THE REQUEST »
Go through the listing and set it down exactly, leaving out its pictures.

GIVEN INFORMATION »
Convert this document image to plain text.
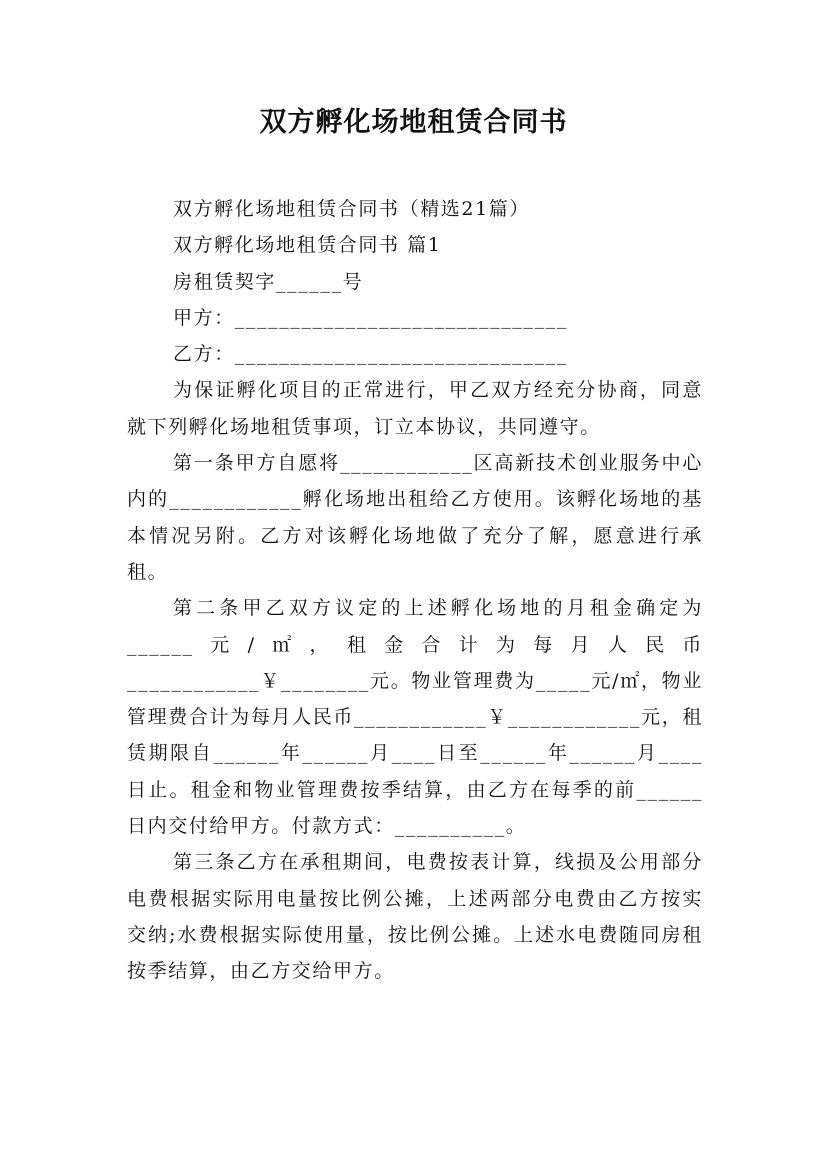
双方孵化场地租赁合同书

双方孵化场地租赁合同书（精选21篇）

双方孵化场地租赁合同书 篇1

房租赁契字______号

甲方：______________________________

乙方：______________________________

为保证孵化项目的正常进行，甲乙双方经充分协商，同意就下列孵化场地租赁事项，订立本协议，共同遵守。

第一条甲方自愿将____________区高新技术创业服务中心内的____________孵化场地出租给乙方使用。该孵化场地的基本情况另附。乙方对该孵化场地做了充分了解，愿意进行承租。

第二条甲乙双方议定的上述孵化场地的月租金确定为______元/㎡，租金合计为每月人民币____________￥________元。物业管理费为_____元/㎡，物业管理费合计为每月人民币____________￥____________元，租赁期限自______年______月____日至______年______月____日止。租金和物业管理费按季结算，由乙方在每季的前______日内交付给甲方。付款方式：__________。

第三条乙方在承租期间，电费按表计算，线损及公用部分电费根据实际用电量按比例公摊，上述两部分电费由乙方按实交纳;水费根据实际使用量，按比例公摊。上述水电费随同房租按季结算，由乙方交给甲方。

OUTPUT OF THE TASK »
Convert this document image to plain text.
双方孵化场地租赁合同书

双方孵化场地租赁合同书（精选21篇）

双方孵化场地租赁合同书 篇1

房租赁契字______号

甲方：______________________________

乙方：______________________________

为保证孵化项目的正常进行，甲乙双方经充分协商，同意就下列孵化场地租赁事项，订立本协议，共同遵守。

第一条甲方自愿将____________区高新技术创业服务中心内的____________孵化场地出租给乙方使用。该孵化场地的基本情况另附。乙方对该孵化场地做了充分了解，愿意进行承租。

第二条甲乙双方议定的上述孵化场地的月租金确定为______元/㎡，租金合计为每月人民币____________￥________元。物业管理费为_____元/㎡，物业管理费合计为每月人民币____________￥____________元，租赁期限自______年______月____日至______年______月____日止。租金和物业管理费按季结算，由乙方在每季的前______日内交付给甲方。付款方式：__________。

第三条乙方在承租期间，电费按表计算，线损及公用部分电费根据实际用电量按比例公摊，上述两部分电费由乙方按实交纳;水费根据实际使用量，按比例公摊。上述水电费随同房租按季结算，由乙方交给甲方。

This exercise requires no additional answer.